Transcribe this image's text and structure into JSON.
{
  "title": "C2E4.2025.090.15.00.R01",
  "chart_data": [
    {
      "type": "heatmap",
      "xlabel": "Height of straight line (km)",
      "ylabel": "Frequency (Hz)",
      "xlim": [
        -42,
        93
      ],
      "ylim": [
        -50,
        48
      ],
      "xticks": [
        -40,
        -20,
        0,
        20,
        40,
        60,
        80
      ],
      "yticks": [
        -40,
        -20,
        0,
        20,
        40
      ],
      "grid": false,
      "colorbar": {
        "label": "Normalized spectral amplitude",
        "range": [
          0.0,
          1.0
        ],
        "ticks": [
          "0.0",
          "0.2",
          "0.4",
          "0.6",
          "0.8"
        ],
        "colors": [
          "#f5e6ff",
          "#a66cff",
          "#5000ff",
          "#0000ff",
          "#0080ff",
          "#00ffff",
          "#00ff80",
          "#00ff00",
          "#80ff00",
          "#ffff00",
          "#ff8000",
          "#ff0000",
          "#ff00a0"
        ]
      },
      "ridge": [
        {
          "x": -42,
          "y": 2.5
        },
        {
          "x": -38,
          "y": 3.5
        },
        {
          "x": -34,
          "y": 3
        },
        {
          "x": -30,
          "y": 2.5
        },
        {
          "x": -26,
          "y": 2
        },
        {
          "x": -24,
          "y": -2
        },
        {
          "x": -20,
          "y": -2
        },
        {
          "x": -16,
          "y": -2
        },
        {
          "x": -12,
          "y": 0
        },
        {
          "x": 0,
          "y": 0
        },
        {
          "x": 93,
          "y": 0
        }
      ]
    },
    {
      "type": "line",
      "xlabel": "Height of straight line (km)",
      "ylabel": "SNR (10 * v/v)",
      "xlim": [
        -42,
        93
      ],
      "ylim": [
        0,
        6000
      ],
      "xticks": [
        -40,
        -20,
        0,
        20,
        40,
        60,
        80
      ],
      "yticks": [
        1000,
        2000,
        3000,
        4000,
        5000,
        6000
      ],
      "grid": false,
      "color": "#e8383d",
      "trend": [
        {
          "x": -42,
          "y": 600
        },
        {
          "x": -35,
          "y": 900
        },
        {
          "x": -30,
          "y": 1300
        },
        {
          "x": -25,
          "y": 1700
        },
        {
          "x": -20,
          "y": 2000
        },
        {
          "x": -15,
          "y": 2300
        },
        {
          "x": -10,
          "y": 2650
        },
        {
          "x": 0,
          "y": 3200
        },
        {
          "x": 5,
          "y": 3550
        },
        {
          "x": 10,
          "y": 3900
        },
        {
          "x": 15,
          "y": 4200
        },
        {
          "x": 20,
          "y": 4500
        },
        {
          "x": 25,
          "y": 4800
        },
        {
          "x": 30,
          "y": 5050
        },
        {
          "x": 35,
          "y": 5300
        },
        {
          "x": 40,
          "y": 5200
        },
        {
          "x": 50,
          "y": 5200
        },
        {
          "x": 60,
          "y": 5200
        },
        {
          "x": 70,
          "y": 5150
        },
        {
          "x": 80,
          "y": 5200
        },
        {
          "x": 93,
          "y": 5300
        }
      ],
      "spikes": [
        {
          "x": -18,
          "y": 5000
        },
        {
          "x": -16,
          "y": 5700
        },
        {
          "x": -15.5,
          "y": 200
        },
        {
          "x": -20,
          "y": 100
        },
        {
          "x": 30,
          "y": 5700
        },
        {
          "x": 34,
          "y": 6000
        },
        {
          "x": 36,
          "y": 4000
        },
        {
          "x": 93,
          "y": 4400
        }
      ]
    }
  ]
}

* * * * *

Repeat every record exactly as written, please.

Response to this exercise ::
Transcribe this image's text and structure into JSON.
{
  "title": "C2E4.2025.090.15.00.R01",
  "chart_data": [
    {
      "type": "heatmap",
      "xlabel": "Height of straight line (km)",
      "ylabel": "Frequency (Hz)",
      "xlim": [
        -42,
        93
      ],
      "ylim": [
        -50,
        48
      ],
      "xticks": [
        -40,
        -20,
        0,
        20,
        40,
        60,
        80
      ],
      "yticks": [
        -40,
        -20,
        0,
        20,
        40
      ],
      "grid": false,
      "colorbar": {
        "label": "Normalized spectral amplitude",
        "range": [
          0.0,
          1.0
        ],
        "ticks": [
          "0.0",
          "0.2",
          "0.4",
          "0.6",
          "0.8"
        ],
        "colors": [
          "#f5e6ff",
          "#a66cff",
          "#5000ff",
          "#0000ff",
          "#0080ff",
          "#00ffff",
          "#00ff80",
          "#00ff00",
          "#80ff00",
          "#ffff00",
          "#ff8000",
          "#ff0000",
          "#ff00a0"
        ]
      },
      "ridge": [
        {
          "x": -42,
          "y": 2.5
        },
        {
          "x": -38,
          "y": 3.5
        },
        {
          "x": -34,
          "y": 3
        },
        {
          "x": -30,
          "y": 2.5
        },
        {
          "x": -26,
          "y": 2
        },
        {
          "x": -24,
          "y": -2
        },
        {
          "x": -20,
          "y": -2
        },
        {
          "x": -16,
          "y": -2
        },
        {
          "x": -12,
          "y": 0
        },
        {
          "x": 0,
          "y": 0
        },
        {
          "x": 93,
          "y": 0
        }
      ]
    },
    {
      "type": "line",
      "xlabel": "Height of straight line (km)",
      "ylabel": "SNR (10 * v/v)",
      "xlim": [
        -42,
        93
      ],
      "ylim": [
        0,
        6000
      ],
      "xticks": [
        -40,
        -20,
        0,
        20,
        40,
        60,
        80
      ],
      "yticks": [
        1000,
        2000,
        3000,
        4000,
        5000,
        6000
      ],
      "grid": false,
      "color": "#e8383d",
      "trend": [
        {
          "x": -42,
          "y": 600
        },
        {
          "x": -35,
          "y": 900
        },
        {
          "x": -30,
          "y": 1300
        },
        {
          "x": -25,
          "y": 1700
        },
        {
          "x": -20,
          "y": 2000
        },
        {
          "x": -15,
          "y": 2300
        },
        {
          "x": -10,
          "y": 2650
        },
        {
          "x": 0,
          "y": 3200
        },
        {
          "x": 5,
          "y": 3550
        },
        {
          "x": 10,
          "y": 3900
        },
        {
          "x": 15,
          "y": 4200
        },
        {
          "x": 20,
          "y": 4500
        },
        {
          "x": 25,
          "y": 4800
        },
        {
          "x": 30,
          "y": 5050
        },
        {
          "x": 35,
          "y": 5300
        },
        {
          "x": 40,
          "y": 5200
        },
        {
          "x": 50,
          "y": 5200
        },
        {
          "x": 60,
          "y": 5200
        },
        {
          "x": 70,
          "y": 5150
        },
        {
          "x": 80,
          "y": 5200
        },
        {
          "x": 93,
          "y": 5300
        }
      ],
      "spikes": [
        {
          "x": -18,
          "y": 5000
        },
        {
          "x": -16,
          "y": 5700
        },
        {
          "x": -15.5,
          "y": 200
        },
        {
          "x": -20,
          "y": 100
        },
        {
          "x": 30,
          "y": 5700
        },
        {
          "x": 34,
          "y": 6000
        },
        {
          "x": 36,
          "y": 4000
        },
        {
          "x": 93,
          "y": 4400
        }
      ]
    }
  ]
}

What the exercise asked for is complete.